Copy out every line that contains the word "JSON".

· · · ·

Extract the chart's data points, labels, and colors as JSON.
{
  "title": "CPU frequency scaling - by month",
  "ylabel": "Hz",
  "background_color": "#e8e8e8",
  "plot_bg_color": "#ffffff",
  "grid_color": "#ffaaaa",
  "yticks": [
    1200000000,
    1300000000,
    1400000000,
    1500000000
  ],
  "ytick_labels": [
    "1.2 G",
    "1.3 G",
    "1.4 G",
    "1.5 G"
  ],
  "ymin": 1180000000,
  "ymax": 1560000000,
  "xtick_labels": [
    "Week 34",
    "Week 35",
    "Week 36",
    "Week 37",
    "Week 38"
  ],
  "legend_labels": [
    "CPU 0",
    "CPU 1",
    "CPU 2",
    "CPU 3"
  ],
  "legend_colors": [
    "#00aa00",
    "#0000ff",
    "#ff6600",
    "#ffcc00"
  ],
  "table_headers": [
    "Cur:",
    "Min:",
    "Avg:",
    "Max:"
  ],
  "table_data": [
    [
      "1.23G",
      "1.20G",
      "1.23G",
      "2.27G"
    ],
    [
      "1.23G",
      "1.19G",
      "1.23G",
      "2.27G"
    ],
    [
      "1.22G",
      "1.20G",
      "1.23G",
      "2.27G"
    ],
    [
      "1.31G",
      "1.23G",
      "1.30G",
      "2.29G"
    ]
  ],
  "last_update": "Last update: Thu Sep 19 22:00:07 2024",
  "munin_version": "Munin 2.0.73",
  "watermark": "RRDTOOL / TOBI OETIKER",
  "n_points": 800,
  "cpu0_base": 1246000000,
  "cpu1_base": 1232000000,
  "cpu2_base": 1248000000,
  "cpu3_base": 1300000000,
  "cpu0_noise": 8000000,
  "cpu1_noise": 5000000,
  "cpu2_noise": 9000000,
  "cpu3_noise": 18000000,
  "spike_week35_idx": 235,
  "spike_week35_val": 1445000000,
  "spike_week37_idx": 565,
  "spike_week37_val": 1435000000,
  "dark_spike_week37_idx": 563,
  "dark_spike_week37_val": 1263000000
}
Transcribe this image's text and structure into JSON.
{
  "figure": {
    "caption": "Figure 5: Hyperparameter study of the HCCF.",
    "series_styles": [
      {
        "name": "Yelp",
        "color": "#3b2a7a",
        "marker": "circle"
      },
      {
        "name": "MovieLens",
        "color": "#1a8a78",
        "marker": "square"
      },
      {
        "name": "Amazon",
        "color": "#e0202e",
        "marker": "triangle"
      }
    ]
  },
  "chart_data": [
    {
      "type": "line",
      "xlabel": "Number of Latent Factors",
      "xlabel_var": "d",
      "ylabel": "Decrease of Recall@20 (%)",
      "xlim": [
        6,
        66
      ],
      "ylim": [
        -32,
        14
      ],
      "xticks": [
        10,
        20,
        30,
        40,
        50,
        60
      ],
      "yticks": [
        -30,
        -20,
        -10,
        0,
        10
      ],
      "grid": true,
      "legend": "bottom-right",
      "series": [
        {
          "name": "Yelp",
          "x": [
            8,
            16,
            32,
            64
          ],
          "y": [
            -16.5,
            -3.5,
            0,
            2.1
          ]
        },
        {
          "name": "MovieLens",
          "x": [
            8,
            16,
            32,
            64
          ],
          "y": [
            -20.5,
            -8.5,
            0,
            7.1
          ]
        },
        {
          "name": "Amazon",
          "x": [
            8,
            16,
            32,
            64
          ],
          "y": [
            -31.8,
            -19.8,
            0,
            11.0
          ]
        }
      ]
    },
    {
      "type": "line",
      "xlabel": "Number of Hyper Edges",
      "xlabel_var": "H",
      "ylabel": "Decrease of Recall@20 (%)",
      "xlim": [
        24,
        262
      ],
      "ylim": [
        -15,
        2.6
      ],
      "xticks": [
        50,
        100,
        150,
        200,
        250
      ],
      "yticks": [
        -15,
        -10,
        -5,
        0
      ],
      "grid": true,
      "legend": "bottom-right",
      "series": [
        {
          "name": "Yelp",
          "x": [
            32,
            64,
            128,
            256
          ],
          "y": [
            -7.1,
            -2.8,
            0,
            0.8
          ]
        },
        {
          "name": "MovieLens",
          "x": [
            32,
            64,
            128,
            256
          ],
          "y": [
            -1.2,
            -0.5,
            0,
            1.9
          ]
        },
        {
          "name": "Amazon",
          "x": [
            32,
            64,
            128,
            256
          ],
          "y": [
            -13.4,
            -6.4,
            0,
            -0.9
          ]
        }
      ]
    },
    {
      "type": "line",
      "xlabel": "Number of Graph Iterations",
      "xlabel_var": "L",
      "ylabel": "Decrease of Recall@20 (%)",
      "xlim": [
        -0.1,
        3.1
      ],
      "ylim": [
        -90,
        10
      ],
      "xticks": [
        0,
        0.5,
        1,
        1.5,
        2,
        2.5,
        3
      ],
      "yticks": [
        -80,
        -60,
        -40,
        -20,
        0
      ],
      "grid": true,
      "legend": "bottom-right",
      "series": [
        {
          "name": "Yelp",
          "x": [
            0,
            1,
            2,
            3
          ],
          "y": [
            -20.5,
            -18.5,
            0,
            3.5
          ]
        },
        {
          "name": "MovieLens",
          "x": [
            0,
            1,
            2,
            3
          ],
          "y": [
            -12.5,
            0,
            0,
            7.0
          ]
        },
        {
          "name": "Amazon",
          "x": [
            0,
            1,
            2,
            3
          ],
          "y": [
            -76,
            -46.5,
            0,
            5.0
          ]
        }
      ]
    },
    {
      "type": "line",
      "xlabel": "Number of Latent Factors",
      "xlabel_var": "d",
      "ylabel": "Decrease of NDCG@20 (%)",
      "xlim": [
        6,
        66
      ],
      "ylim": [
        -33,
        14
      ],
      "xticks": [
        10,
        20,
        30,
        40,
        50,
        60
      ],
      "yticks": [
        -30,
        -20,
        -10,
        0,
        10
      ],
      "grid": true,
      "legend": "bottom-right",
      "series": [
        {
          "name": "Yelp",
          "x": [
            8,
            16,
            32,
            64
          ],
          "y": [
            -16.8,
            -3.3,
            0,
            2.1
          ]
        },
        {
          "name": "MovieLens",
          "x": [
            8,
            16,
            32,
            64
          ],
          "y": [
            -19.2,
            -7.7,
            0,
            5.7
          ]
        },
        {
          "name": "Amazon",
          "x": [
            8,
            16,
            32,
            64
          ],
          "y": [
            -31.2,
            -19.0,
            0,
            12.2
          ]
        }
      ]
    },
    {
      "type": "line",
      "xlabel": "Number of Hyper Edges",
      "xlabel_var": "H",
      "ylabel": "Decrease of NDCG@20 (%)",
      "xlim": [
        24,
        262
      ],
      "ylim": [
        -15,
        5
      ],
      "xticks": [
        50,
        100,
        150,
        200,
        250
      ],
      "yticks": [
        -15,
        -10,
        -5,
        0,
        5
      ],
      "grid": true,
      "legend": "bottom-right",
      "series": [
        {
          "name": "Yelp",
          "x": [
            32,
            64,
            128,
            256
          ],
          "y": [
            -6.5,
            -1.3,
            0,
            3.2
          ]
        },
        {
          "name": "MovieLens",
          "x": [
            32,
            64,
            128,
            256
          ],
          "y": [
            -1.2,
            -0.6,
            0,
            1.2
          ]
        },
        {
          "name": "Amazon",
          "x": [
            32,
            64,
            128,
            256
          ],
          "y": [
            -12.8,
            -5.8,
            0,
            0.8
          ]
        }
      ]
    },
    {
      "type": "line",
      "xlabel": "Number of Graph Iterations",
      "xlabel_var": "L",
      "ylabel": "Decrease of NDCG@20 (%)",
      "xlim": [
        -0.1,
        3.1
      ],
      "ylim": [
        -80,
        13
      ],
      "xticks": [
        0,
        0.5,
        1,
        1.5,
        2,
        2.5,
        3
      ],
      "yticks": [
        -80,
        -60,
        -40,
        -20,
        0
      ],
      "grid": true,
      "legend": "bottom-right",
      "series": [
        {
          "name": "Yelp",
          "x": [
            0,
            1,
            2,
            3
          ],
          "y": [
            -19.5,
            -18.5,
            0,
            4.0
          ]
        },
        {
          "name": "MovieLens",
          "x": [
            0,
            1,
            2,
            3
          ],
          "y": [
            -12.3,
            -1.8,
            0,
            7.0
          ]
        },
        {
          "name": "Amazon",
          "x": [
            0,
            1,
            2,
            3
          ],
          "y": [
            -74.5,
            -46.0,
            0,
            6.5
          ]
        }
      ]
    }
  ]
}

· · · ·

#### Output of the task:
Extract the chart's data points, labels, and colors as JSON.
Transcribe this image's text and structure into JSON.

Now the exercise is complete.